**WORK TO DO**
Copy every line of the entries that includes the word "this".

**SOURCE RECORDS**
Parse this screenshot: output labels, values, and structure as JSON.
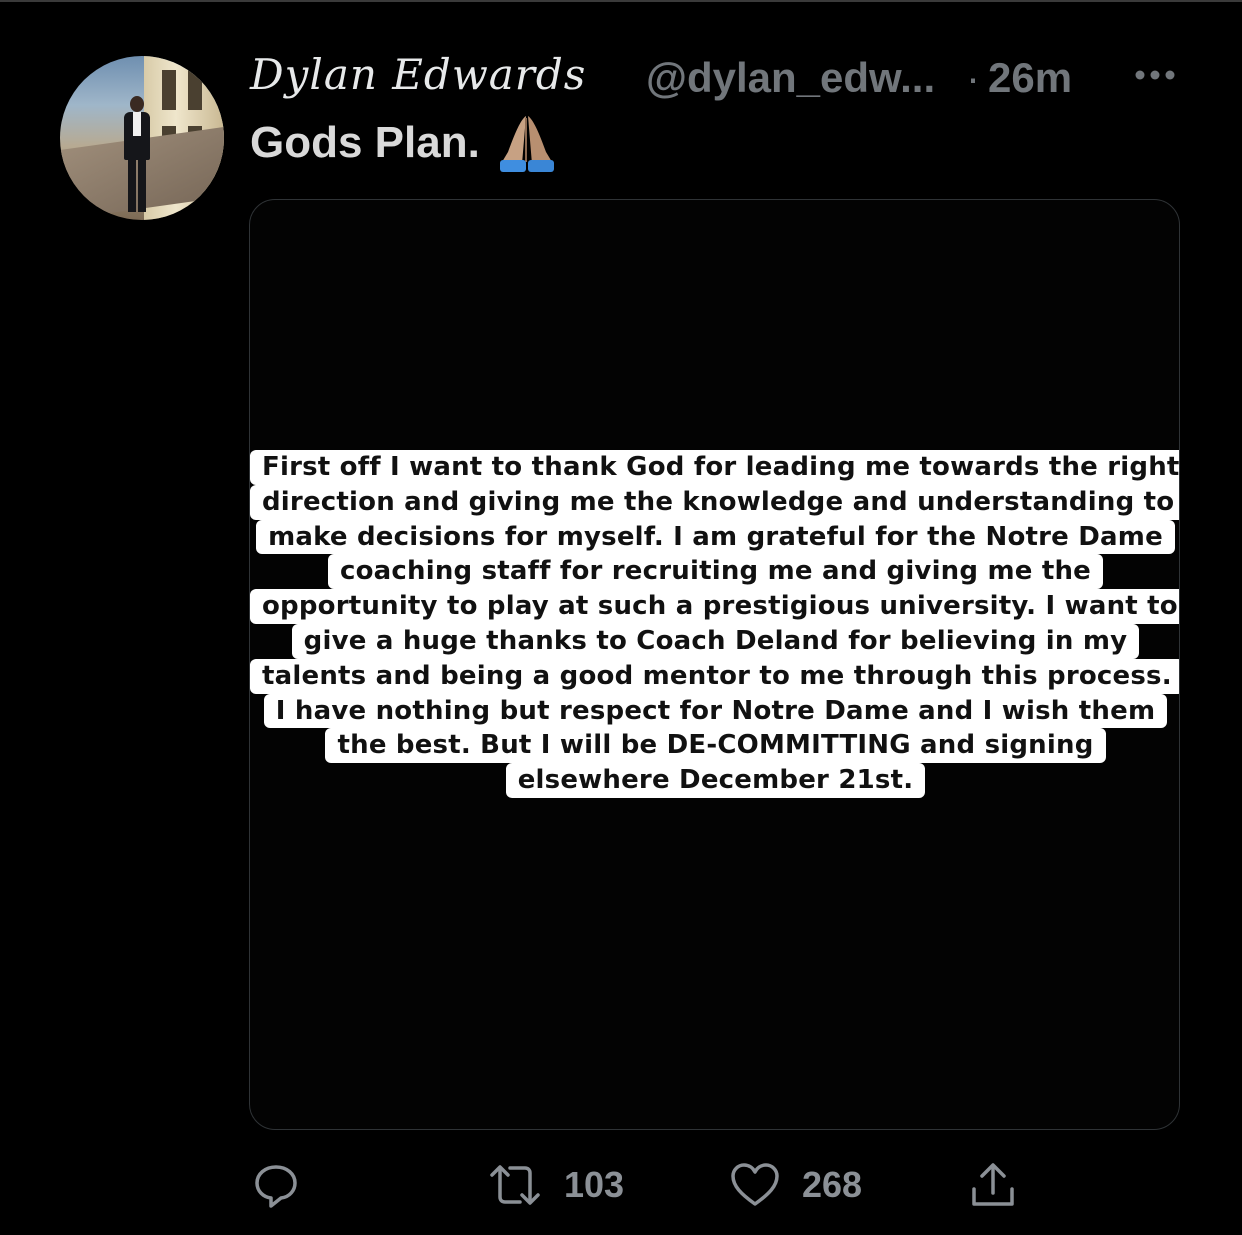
{
  "tweet": {
    "author_name": "Dylan Edwards",
    "handle": "@dylan_edw...",
    "separator": "·",
    "time": "26m",
    "text": "Gods Plan.",
    "emoji": "folded-hands",
    "media": {
      "story_lines": [
        "First off I want to thank God for leading me towards the right",
        "direction and giving me the knowledge and understanding to",
        "make decisions for myself. I am grateful for the Notre Dame",
        "coaching staff for recruiting me and giving me the",
        "opportunity to play at such a prestigious university. I want to",
        "give a huge thanks to Coach Deland for believing in my",
        "talents and being a good mentor to me through this process.",
        "I have nothing but respect for Notre Dame and I wish them",
        "the best. But I will be DE-COMMITTING and signing",
        "elsewhere December 21st."
      ]
    }
  },
  "actions": {
    "reply": {
      "icon": "reply-icon",
      "count": ""
    },
    "retweet": {
      "icon": "retweet-icon",
      "count": "103"
    },
    "like": {
      "icon": "heart-icon",
      "count": "268"
    },
    "share": {
      "icon": "share-icon"
    }
  },
  "colors": {
    "background": "#000000",
    "text_primary": "#e7e9ea",
    "text_secondary": "#71767b",
    "media_border": "#2f3336"
  }
}
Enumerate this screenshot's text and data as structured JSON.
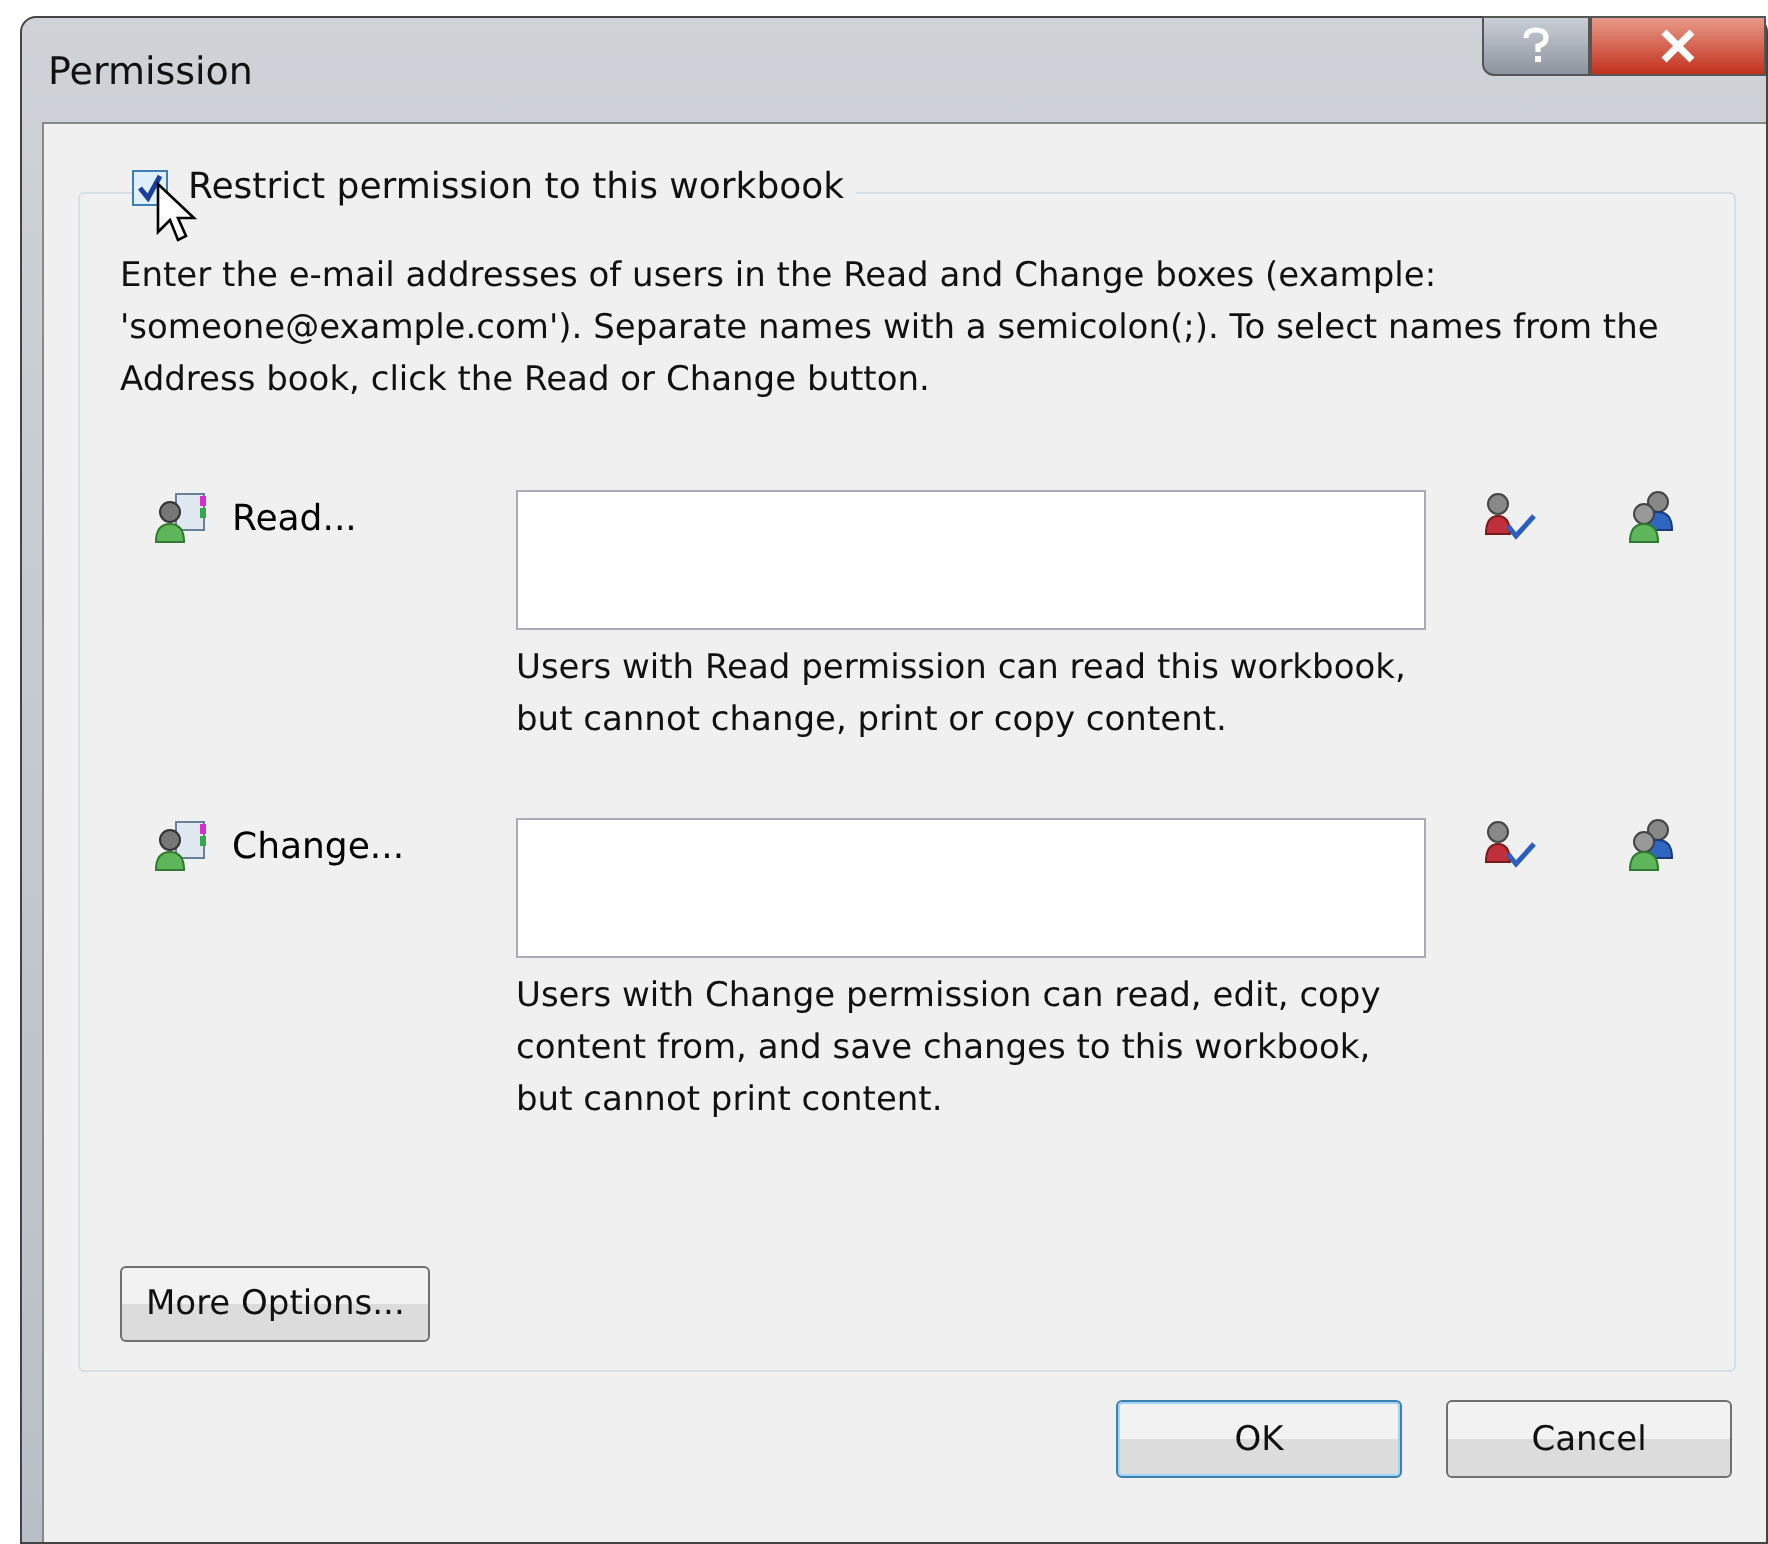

**RESULT**
Parse this screenshot: output labels, values, and structure as JSON.
        "talents and being a good mentor to me through this process.",
Enumerate this screenshot's text and data as structured JSON.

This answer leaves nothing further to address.